### Try it
Retype all of the data word for word, without pictures.
*** Opening of Source information ***
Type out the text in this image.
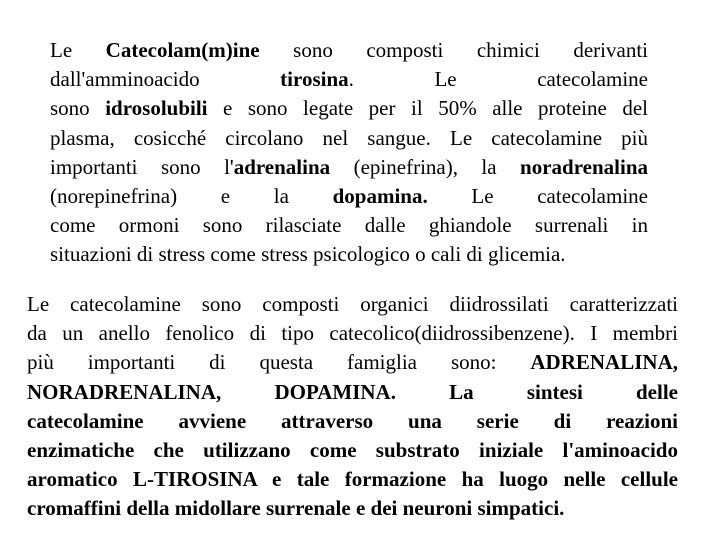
Le Catecolam(m)ine sono composti chimici derivanti
dall'amminoacido tirosina. Le catecolamine
sono idrosolubili e sono legate per il 50% alle proteine del
plasma, cosicché circolano nel sangue. Le catecolamine più
importanti sono l'adrenalina (epinefrina), la noradrenalina
(norepinefrina) e la dopamina. Le catecolamine
come ormoni sono rilasciate dalle ghiandole surrenali in
situazioni di stress come stress psicologico o cali di glicemia.
Le catecolamine sono composti organici diidrossilati caratterizzati
da un anello fenolico di tipo catecolico(diidrossibenzene). I membri
più importanti di questa famiglia sono: ADRENALINA,
NORADRENALINA, DOPAMINA. La sintesi delle
catecolamine avviene attraverso una serie di reazioni
enzimatiche che utilizzano come substrato iniziale l'aminoacido
aromatico L-TIROSINA e tale formazione ha luogo nelle cellule
cromaffini della midollare surrenale e dei neuroni simpatici.
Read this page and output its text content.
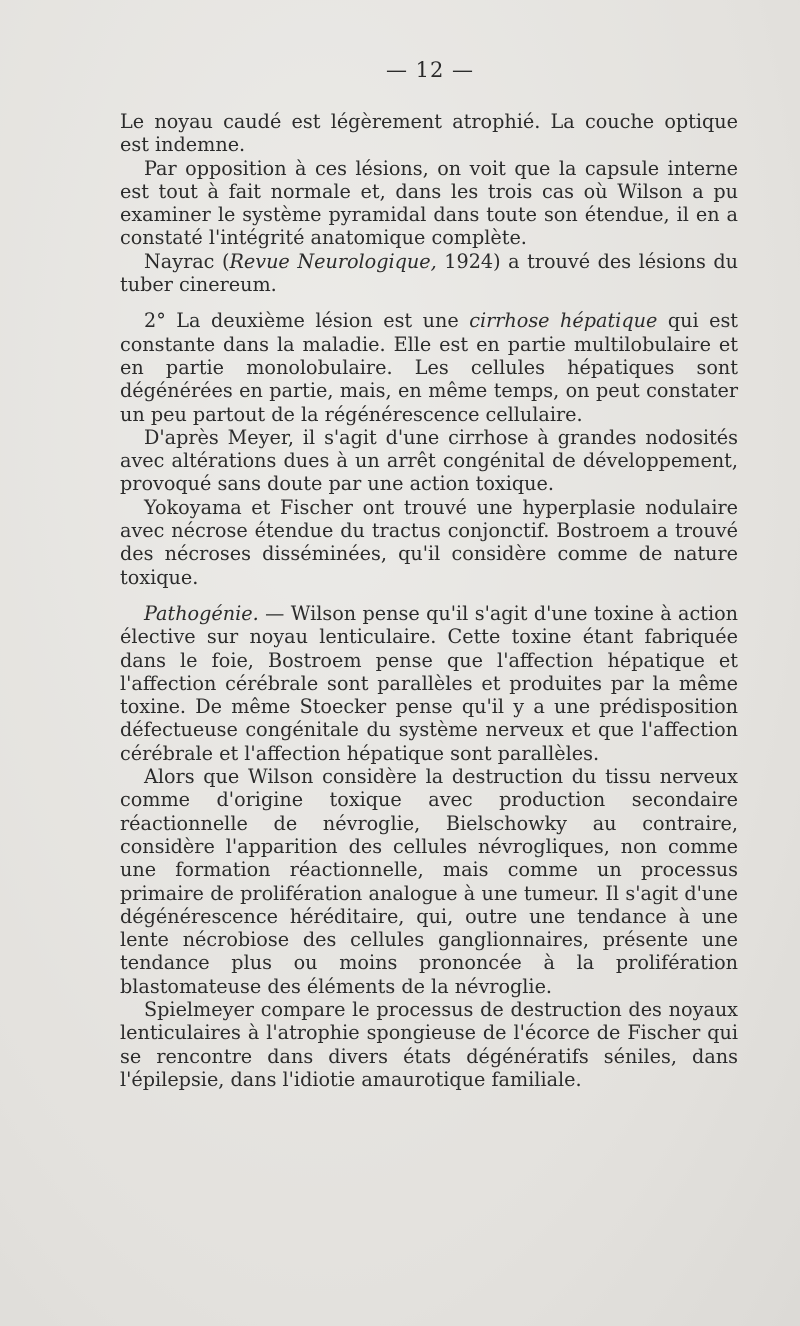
— 12 —

Le noyau caudé est légèrement atrophié. La couche optique est indemne.

Par opposition à ces lésions, on voit que la capsule interne est tout à fait normale et, dans les trois cas où Wilson a pu examiner le système pyramidal dans toute son étendue, il en a constaté l'intégrité anatomique complète.

Nayrac (Revue Neurologique, 1924) a trouvé des lésions du tuber cinereum.

2° La deuxième lésion est une cirrhose hépatique qui est constante dans la maladie. Elle est en partie multilobulaire et en partie monolobulaire. Les cellules hépatiques sont dégénérées en partie, mais, en même temps, on peut constater un peu partout de la régénérescence cellulaire.

D'après Meyer, il s'agit d'une cirrhose à grandes nodosités avec altérations dues à un arrêt congénital de développement, provoqué sans doute par une action toxique.

Yokoyama et Fischer ont trouvé une hyperplasie nodulaire avec nécrose étendue du tractus conjonctif. Bostroem a trouvé des nécroses disséminées, qu'il considère comme de nature toxique.

Pathogénie. — Wilson pense qu'il s'agit d'une toxine à action élective sur noyau lenticulaire. Cette toxine étant fabriquée dans le foie, Bostroem pense que l'affection hépatique et l'affection cérébrale sont parallèles et produites par la même toxine. De même Stoecker pense qu'il y a une prédisposition défectueuse congénitale du système nerveux et que l'affection cérébrale et l'affection hépatique sont parallèles.

Alors que Wilson considère la destruction du tissu nerveux comme d'origine toxique avec production secondaire réactionnelle de névroglie, Bielschowky au contraire, considère l'apparition des cellules névrogliques, non comme une formation réactionnelle, mais comme un processus primaire de prolifération analogue à une tumeur. Il s'agit d'une dégénérescence héréditaire, qui, outre une tendance à une lente nécrobiose des cellules ganglionnaires, présente une tendance plus ou moins prononcée à la prolifération blastomateuse des éléments de la névroglie.

Spielmeyer compare le processus de destruction des noyaux lenticulaires à l'atrophie spongieuse de l'écorce de Fischer qui se rencontre dans divers états dégénératifs séniles, dans l'épilepsie, dans l'idiotie amaurotique familiale.
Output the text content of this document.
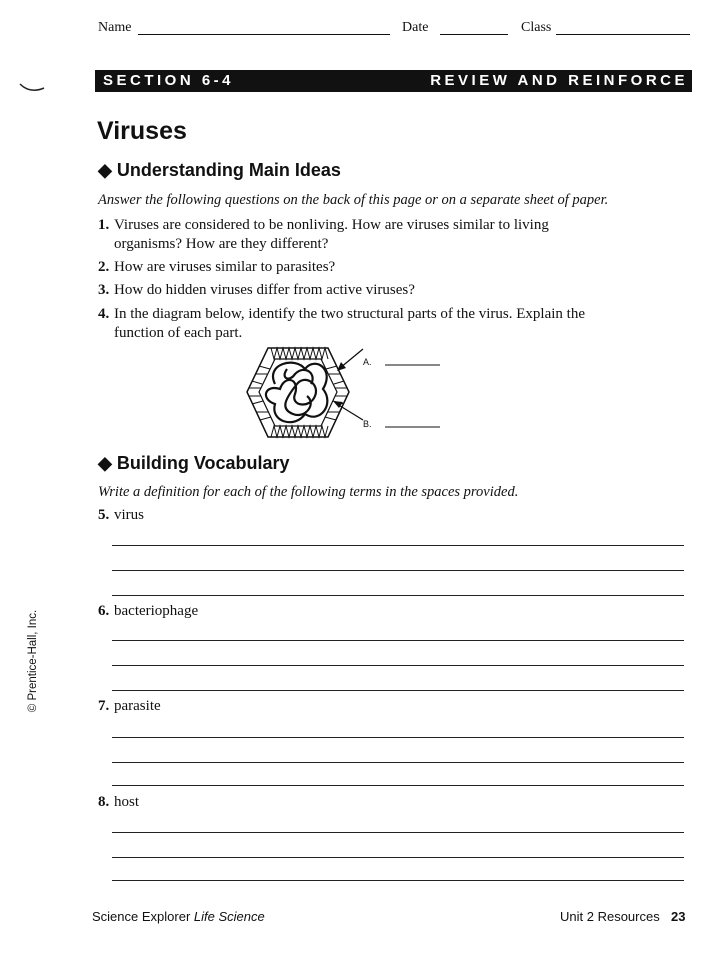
Name	Date	Class
SECTION 6-4	REVIEW AND REINFORCE
Viruses
◆ Understanding Main Ideas
Answer the following questions on the back of this page or on a separate sheet of paper.
1. Viruses are considered to be nonliving. How are viruses similar to living
organisms? How are they different?
2. How are viruses similar to parasites?
3. How do hidden viruses differ from active viruses?
4. In the diagram below, identify the two structural parts of the virus. Explain the
function of each part.
A.
B.
◆ Building Vocabulary
Write a definition for each of the following terms in the spaces provided.
5. virus
6. bacteriophage
7. parasite
8. host
© Prentice-Hall, Inc.
Science Explorer Life Science	Unit 2 Resources 23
*** Close of Source information ***
### Answer to this exercise
Type out the text in this image.
Le Catecolam(m)ine sono composti chimici derivanti
dall'amminoacido tirosina. Le catecolamine
sono idrosolubili e sono legate per il 50% alle proteine del
plasma, cosicché circolano nel sangue. Le catecolamine più
importanti sono l'adrenalina (epinefrina), la noradrenalina
(norepinefrina) e la dopamina. Le catecolamine
come ormoni sono rilasciate dalle ghiandole surrenali in
situazioni di stress come stress psicologico o cali di glicemia.
Le catecolamine sono composti organici diidrossilati caratterizzati
da un anello fenolico di tipo catecolico(diidrossibenzene). I membri
più importanti di questa famiglia sono: ADRENALINA,
NORADRENALINA, DOPAMINA. La sintesi delle
catecolamine avviene attraverso una serie di reazioni
enzimatiche che utilizzano come substrato iniziale l'aminoacido
aromatico L-TIROSINA e tale formazione ha luogo nelle cellule
cromaffini della midollare surrenale e dei neuroni simpatici.
Read this page and output its text content.
— 12 —

Le noyau caudé est légèrement atrophié. La couche optique est indemne.

Par opposition à ces lésions, on voit que la capsule interne est tout à fait normale et, dans les trois cas où Wilson a pu examiner le système pyramidal dans toute son étendue, il en a constaté l'intégrité anatomique complète.

Nayrac (Revue Neurologique, 1924) a trouvé des lésions du tuber cinereum.

2° La deuxième lésion est une cirrhose hépatique qui est constante dans la maladie. Elle est en partie multilobulaire et en partie monolobulaire. Les cellules hépatiques sont dégénérées en partie, mais, en même temps, on peut constater un peu partout de la régénérescence cellulaire.

D'après Meyer, il s'agit d'une cirrhose à grandes nodosités avec altérations dues à un arrêt congénital de développement, provoqué sans doute par une action toxique.

Yokoyama et Fischer ont trouvé une hyperplasie nodulaire avec nécrose étendue du tractus conjonctif. Bostroem a trouvé des nécroses disséminées, qu'il considère comme de nature toxique.

Pathogénie. — Wilson pense qu'il s'agit d'une toxine à action élective sur noyau lenticulaire. Cette toxine étant fabriquée dans le foie, Bostroem pense que l'affection hépatique et l'affection cérébrale sont parallèles et produites par la même toxine. De même Stoecker pense qu'il y a une prédisposition défectueuse congénitale du système nerveux et que l'affection cérébrale et l'affection hépatique sont parallèles.

Alors que Wilson considère la destruction du tissu nerveux comme d'origine toxique avec production secondaire réactionnelle de névroglie, Bielschowky au contraire, considère l'apparition des cellules névrogliques, non comme une formation réactionnelle, mais comme un processus primaire de prolifération analogue à une tumeur. Il s'agit d'une dégénérescence héréditaire, qui, outre une tendance à une lente nécrobiose des cellules ganglionnaires, présente une tendance plus ou moins prononcée à la prolifération blastomateuse des éléments de la névroglie.

Spielmeyer compare le processus de destruction des noyaux lenticulaires à l'atrophie spongieuse de l'écorce de Fischer qui se rencontre dans divers états dégénératifs séniles, dans l'épilepsie, dans l'idiotie amaurotique familiale.
Output the text content of this document.
Name	Date	Class
SECTION 6-4	REVIEW AND REINFORCE
Viruses
◆ Understanding Main Ideas
Answer the following questions on the back of this page or on a separate sheet of paper.
1. Viruses are considered to be nonliving. How are viruses similar to living
organisms? How are they different?
2. How are viruses similar to parasites?
3. How do hidden viruses differ from active viruses?
4. In the diagram below, identify the two structural parts of the virus. Explain the
function of each part.
A.
B.
◆ Building Vocabulary
Write a definition for each of the following terms in the spaces provided.
5. virus
6. bacteriophage
7. parasite
8. host
© Prentice-Hall, Inc.
Science Explorer Life Science	Unit 2 Resources 23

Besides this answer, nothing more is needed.